→ Stated exercise: Look through the listing and locate every line containing the word "Antialiasing"; copy those lines.

→ Material for the task:
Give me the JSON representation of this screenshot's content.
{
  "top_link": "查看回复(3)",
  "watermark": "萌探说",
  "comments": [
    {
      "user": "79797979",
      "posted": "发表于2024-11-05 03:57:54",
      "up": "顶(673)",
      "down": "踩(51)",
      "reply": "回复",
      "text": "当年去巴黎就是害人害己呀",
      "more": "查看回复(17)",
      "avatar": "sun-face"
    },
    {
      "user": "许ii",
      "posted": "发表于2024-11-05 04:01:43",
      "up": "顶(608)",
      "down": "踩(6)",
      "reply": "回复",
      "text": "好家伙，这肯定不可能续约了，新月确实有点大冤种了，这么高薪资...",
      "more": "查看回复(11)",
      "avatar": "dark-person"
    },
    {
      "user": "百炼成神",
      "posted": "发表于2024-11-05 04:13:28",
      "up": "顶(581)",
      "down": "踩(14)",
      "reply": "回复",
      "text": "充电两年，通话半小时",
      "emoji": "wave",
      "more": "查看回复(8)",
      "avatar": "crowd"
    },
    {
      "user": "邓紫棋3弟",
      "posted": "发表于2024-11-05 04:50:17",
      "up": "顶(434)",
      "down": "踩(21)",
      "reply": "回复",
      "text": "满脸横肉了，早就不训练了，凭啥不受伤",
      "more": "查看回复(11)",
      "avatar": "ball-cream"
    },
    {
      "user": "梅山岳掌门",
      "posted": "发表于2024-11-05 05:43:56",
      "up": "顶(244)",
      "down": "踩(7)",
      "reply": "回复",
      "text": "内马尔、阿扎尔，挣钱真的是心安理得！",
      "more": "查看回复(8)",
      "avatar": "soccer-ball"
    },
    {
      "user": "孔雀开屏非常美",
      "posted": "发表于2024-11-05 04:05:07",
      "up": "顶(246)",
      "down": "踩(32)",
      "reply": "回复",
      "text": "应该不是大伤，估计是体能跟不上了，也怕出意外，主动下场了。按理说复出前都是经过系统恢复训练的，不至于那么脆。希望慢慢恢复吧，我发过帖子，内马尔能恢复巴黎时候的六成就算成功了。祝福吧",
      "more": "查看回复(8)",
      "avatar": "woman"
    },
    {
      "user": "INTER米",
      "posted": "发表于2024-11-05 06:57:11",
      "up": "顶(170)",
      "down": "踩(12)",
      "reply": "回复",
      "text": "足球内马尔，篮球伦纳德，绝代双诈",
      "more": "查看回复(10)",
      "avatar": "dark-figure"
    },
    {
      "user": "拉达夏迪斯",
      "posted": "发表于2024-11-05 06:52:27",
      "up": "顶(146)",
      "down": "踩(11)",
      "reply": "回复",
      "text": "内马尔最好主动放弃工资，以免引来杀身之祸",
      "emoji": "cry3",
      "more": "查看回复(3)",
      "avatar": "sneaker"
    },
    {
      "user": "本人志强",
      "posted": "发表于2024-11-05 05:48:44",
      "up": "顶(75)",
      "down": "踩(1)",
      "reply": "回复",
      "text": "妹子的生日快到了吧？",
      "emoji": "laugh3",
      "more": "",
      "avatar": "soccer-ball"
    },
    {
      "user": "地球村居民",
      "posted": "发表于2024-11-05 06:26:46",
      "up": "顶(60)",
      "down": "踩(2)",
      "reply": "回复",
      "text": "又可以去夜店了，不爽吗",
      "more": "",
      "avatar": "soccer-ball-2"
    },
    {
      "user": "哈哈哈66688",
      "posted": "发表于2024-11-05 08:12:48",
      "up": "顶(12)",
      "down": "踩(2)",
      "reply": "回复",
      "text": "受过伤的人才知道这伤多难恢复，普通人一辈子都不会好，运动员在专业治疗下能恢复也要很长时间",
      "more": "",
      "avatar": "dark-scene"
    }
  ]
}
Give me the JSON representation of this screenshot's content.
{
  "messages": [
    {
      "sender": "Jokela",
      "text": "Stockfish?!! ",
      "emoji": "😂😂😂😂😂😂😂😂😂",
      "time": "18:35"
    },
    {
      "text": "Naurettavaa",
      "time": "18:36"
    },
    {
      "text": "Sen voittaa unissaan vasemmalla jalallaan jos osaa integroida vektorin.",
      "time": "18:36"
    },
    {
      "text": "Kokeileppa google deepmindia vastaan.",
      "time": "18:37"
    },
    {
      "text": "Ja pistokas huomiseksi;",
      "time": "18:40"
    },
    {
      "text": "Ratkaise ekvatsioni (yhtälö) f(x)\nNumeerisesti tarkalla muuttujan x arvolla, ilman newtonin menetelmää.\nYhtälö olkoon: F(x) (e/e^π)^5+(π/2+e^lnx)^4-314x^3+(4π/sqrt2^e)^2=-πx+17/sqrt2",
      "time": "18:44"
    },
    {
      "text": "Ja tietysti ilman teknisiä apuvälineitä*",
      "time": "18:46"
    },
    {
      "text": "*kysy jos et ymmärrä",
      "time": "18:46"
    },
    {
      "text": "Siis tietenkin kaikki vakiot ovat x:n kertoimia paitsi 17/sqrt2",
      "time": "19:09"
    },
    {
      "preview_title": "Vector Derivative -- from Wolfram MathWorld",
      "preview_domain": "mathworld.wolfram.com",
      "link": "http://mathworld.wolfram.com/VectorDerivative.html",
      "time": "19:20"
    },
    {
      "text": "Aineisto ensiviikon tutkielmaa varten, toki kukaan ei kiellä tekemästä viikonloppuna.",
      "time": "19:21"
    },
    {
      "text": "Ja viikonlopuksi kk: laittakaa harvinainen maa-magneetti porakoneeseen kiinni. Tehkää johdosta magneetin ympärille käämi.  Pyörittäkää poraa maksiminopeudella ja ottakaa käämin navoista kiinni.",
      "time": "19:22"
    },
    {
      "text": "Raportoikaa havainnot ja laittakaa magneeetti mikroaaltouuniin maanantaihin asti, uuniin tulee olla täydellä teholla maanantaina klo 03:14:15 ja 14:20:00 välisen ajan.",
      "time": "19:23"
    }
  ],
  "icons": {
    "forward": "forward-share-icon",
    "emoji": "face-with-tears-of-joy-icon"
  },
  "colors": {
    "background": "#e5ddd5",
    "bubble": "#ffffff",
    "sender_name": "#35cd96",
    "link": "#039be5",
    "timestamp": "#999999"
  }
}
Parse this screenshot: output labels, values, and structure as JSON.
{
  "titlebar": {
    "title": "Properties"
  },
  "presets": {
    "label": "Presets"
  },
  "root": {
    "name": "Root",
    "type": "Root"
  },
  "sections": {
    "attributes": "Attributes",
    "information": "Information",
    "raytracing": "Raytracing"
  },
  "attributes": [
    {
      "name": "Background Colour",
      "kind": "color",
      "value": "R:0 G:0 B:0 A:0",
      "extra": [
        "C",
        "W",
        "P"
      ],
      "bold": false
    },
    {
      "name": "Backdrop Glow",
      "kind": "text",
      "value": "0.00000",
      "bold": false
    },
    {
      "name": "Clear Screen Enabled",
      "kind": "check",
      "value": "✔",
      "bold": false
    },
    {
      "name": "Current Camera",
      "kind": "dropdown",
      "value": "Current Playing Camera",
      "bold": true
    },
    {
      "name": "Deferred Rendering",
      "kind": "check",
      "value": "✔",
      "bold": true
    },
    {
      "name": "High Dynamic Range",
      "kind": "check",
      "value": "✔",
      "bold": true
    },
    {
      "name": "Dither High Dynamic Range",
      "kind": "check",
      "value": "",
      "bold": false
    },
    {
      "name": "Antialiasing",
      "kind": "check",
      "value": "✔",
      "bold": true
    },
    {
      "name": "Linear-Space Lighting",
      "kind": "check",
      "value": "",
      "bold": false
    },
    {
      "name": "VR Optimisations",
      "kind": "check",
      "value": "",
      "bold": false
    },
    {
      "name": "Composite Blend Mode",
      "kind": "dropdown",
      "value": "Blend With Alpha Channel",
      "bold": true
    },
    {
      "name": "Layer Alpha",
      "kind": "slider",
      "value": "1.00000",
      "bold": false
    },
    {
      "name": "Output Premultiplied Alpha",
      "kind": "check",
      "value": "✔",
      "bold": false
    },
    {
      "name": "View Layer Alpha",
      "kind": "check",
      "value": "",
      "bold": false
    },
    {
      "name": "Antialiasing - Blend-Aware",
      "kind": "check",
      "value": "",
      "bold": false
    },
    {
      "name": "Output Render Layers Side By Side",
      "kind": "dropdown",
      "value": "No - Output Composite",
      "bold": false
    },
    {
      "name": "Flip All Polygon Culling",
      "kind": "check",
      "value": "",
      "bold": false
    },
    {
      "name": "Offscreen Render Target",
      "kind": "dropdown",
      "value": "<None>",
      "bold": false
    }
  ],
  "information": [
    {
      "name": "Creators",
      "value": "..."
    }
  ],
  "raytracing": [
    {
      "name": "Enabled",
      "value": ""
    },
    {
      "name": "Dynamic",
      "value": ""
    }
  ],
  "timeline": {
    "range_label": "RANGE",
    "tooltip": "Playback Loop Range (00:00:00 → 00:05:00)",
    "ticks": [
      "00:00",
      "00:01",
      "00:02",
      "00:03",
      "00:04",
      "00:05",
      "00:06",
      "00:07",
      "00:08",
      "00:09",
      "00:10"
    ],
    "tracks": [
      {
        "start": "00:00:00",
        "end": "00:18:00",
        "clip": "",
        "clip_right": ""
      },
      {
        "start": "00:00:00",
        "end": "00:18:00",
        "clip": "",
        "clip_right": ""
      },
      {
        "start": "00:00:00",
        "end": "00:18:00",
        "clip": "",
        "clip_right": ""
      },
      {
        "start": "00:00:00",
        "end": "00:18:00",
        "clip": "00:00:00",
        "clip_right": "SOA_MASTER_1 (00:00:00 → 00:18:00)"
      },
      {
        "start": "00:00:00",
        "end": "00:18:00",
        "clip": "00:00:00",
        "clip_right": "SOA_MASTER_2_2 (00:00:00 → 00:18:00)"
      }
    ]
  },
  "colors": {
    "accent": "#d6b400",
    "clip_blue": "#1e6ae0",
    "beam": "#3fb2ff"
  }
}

→ Complete output:
      "name": "Antialiasing",
      "name": "Antialiasing - Blend-Aware",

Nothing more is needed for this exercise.